**Your instructions:** Reproduce all entries word for word.
>> START
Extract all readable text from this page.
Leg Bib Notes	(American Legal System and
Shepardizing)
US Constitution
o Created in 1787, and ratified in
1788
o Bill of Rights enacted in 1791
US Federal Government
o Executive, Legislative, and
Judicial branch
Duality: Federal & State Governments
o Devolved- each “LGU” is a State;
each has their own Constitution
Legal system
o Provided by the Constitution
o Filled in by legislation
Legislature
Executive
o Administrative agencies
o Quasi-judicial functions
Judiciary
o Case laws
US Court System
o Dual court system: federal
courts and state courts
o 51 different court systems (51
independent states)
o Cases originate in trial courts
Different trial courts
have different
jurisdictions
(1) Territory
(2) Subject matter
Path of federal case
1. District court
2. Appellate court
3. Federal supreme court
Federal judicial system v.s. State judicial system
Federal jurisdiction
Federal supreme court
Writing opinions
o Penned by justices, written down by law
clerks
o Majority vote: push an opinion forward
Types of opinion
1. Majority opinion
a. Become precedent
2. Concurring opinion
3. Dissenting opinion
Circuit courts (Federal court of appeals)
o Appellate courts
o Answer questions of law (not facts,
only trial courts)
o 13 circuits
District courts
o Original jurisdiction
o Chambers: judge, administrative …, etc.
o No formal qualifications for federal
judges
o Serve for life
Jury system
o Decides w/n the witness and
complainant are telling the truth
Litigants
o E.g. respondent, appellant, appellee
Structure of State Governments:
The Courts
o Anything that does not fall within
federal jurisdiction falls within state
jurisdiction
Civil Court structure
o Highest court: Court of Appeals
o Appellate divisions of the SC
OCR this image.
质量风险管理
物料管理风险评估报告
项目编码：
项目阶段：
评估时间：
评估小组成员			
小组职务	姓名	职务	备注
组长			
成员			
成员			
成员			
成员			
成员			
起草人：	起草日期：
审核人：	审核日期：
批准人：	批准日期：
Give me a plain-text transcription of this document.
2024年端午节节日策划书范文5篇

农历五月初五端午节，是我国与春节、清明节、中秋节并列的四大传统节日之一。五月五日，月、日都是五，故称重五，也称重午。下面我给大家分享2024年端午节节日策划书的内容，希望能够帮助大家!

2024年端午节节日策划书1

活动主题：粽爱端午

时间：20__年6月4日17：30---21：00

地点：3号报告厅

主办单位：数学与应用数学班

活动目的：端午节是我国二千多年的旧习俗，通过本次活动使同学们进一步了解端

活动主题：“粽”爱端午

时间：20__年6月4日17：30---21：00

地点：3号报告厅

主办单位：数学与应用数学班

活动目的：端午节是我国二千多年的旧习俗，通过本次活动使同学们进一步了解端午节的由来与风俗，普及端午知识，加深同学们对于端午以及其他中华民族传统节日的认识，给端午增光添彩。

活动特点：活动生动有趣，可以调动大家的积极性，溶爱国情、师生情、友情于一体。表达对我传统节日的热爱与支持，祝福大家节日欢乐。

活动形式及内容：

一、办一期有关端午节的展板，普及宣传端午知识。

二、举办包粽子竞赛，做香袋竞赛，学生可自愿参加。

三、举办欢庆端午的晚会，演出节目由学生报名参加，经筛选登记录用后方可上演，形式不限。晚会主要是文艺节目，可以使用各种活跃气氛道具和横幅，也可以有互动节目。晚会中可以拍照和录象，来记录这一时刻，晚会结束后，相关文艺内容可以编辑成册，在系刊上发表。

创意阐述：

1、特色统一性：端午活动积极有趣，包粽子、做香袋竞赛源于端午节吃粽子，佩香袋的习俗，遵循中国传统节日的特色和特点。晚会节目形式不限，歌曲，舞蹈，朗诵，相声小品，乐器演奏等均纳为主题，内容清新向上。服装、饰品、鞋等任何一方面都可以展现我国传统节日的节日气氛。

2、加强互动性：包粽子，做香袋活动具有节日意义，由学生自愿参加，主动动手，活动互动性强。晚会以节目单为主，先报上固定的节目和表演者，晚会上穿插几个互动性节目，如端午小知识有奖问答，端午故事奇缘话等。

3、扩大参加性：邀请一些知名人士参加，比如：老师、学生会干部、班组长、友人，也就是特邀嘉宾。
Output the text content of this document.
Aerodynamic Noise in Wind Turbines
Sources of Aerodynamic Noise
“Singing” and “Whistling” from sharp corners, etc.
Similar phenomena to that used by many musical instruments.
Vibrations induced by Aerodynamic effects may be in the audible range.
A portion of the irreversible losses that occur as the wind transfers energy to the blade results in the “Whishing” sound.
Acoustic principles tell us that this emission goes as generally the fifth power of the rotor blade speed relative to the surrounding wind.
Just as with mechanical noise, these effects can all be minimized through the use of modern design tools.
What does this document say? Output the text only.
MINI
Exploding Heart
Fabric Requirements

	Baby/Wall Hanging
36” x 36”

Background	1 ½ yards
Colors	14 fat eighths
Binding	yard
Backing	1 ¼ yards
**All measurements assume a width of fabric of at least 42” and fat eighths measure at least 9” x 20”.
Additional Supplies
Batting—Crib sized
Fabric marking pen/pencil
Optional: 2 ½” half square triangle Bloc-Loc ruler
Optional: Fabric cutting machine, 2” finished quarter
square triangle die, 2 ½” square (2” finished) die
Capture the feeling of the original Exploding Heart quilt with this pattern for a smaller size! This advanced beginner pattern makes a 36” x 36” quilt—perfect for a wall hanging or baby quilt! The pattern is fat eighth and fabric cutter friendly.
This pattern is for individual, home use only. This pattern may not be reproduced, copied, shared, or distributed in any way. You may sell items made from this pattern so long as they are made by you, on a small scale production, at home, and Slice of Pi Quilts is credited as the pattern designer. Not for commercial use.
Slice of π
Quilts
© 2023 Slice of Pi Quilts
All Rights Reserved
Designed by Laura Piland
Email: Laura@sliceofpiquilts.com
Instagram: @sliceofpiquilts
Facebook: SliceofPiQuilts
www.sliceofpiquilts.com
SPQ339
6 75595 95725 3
>> END
**Exercise answer:**
Extract all readable text from this page.
Leg Bib Notes	(American Legal System and
Shepardizing)
US Constitution
o Created in 1787, and ratified in
1788
o Bill of Rights enacted in 1791
US Federal Government
o Executive, Legislative, and
Judicial branch
Duality: Federal & State Governments
o Devolved- each “LGU” is a State;
each has their own Constitution
Legal system
o Provided by the Constitution
o Filled in by legislation
Legislature
Executive
o Administrative agencies
o Quasi-judicial functions
Judiciary
o Case laws
US Court System
o Dual court system: federal
courts and state courts
o 51 different court systems (51
independent states)
o Cases originate in trial courts
Different trial courts
have different
jurisdictions
(1) Territory
(2) Subject matter
Path of federal case
1. District court
2. Appellate court
3. Federal supreme court
Federal judicial system v.s. State judicial system
Federal jurisdiction
Federal supreme court
Writing opinions
o Penned by justices, written down by law
clerks
o Majority vote: push an opinion forward
Types of opinion
1. Majority opinion
a. Become precedent
2. Concurring opinion
3. Dissenting opinion
Circuit courts (Federal court of appeals)
o Appellate courts
o Answer questions of law (not facts,
only trial courts)
o 13 circuits
District courts
o Original jurisdiction
o Chambers: judge, administrative …, etc.
o No formal qualifications for federal
judges
o Serve for life
Jury system
o Decides w/n the witness and
complainant are telling the truth
Litigants
o E.g. respondent, appellant, appellee
Structure of State Governments:
The Courts
o Anything that does not fall within
federal jurisdiction falls within state
jurisdiction
Civil Court structure
o Highest court: Court of Appeals
o Appellate divisions of the SC
OCR this image.
质量风险管理
物料管理风险评估报告
项目编码：
项目阶段：
评估时间：
评估小组成员			
小组职务	姓名	职务	备注
组长			
成员			
成员			
成员			
成员			
成员			
起草人：	起草日期：
审核人：	审核日期：
批准人：	批准日期：
Give me a plain-text transcription of this document.
2024年端午节节日策划书范文5篇

农历五月初五端午节，是我国与春节、清明节、中秋节并列的四大传统节日之一。五月五日，月、日都是五，故称重五，也称重午。下面我给大家分享2024年端午节节日策划书的内容，希望能够帮助大家!

2024年端午节节日策划书1

活动主题：粽爱端午

时间：20__年6月4日17：30---21：00

地点：3号报告厅

主办单位：数学与应用数学班

活动目的：端午节是我国二千多年的旧习俗，通过本次活动使同学们进一步了解端

活动主题：“粽”爱端午

时间：20__年6月4日17：30---21：00

地点：3号报告厅

主办单位：数学与应用数学班

活动目的：端午节是我国二千多年的旧习俗，通过本次活动使同学们进一步了解端午节的由来与风俗，普及端午知识，加深同学们对于端午以及其他中华民族传统节日的认识，给端午增光添彩。

活动特点：活动生动有趣，可以调动大家的积极性，溶爱国情、师生情、友情于一体。表达对我传统节日的热爱与支持，祝福大家节日欢乐。

活动形式及内容：

一、办一期有关端午节的展板，普及宣传端午知识。

二、举办包粽子竞赛，做香袋竞赛，学生可自愿参加。

三、举办欢庆端午的晚会，演出节目由学生报名参加，经筛选登记录用后方可上演，形式不限。晚会主要是文艺节目，可以使用各种活跃气氛道具和横幅，也可以有互动节目。晚会中可以拍照和录象，来记录这一时刻，晚会结束后，相关文艺内容可以编辑成册，在系刊上发表。

创意阐述：

1、特色统一性：端午活动积极有趣，包粽子、做香袋竞赛源于端午节吃粽子，佩香袋的习俗，遵循中国传统节日的特色和特点。晚会节目形式不限，歌曲，舞蹈，朗诵，相声小品，乐器演奏等均纳为主题，内容清新向上。服装、饰品、鞋等任何一方面都可以展现我国传统节日的节日气氛。

2、加强互动性：包粽子，做香袋活动具有节日意义，由学生自愿参加，主动动手，活动互动性强。晚会以节目单为主，先报上固定的节目和表演者，晚会上穿插几个互动性节目，如端午小知识有奖问答，端午故事奇缘话等。

3、扩大参加性：邀请一些知名人士参加，比如：老师、学生会干部、班组长、友人，也就是特邀嘉宾。
Output the text content of this document.
Aerodynamic Noise in Wind Turbines
Sources of Aerodynamic Noise
“Singing” and “Whistling” from sharp corners, etc.
Similar phenomena to that used by many musical instruments.
Vibrations induced by Aerodynamic effects may be in the audible range.
A portion of the irreversible losses that occur as the wind transfers energy to the blade results in the “Whishing” sound.
Acoustic principles tell us that this emission goes as generally the fifth power of the rotor blade speed relative to the surrounding wind.
Just as with mechanical noise, these effects can all be minimized through the use of modern design tools.
What does this document say? Output the text only.
MINI
Exploding Heart
Fabric Requirements

	Baby/Wall Hanging
36” x 36”

Background	1 ½ yards
Colors	14 fat eighths
Binding	yard
Backing	1 ¼ yards
**All measurements assume a width of fabric of at least 42” and fat eighths measure at least 9” x 20”.
Additional Supplies
Batting—Crib sized
Fabric marking pen/pencil
Optional: 2 ½” half square triangle Bloc-Loc ruler
Optional: Fabric cutting machine, 2” finished quarter
square triangle die, 2 ½” square (2” finished) die
Capture the feeling of the original Exploding Heart quilt with this pattern for a smaller size! This advanced beginner pattern makes a 36” x 36” quilt—perfect for a wall hanging or baby quilt! The pattern is fat eighth and fabric cutter friendly.
This pattern is for individual, home use only. This pattern may not be reproduced, copied, shared, or distributed in any way. You may sell items made from this pattern so long as they are made by you, on a small scale production, at home, and Slice of Pi Quilts is credited as the pattern designer. Not for commercial use.
Slice of π
Quilts
© 2023 Slice of Pi Quilts
All Rights Reserved
Designed by Laura Piland
Email: Laura@sliceofpiquilts.com
Instagram: @sliceofpiquilts
Facebook: SliceofPiQuilts
www.sliceofpiquilts.com
SPQ339
6 75595 95725 3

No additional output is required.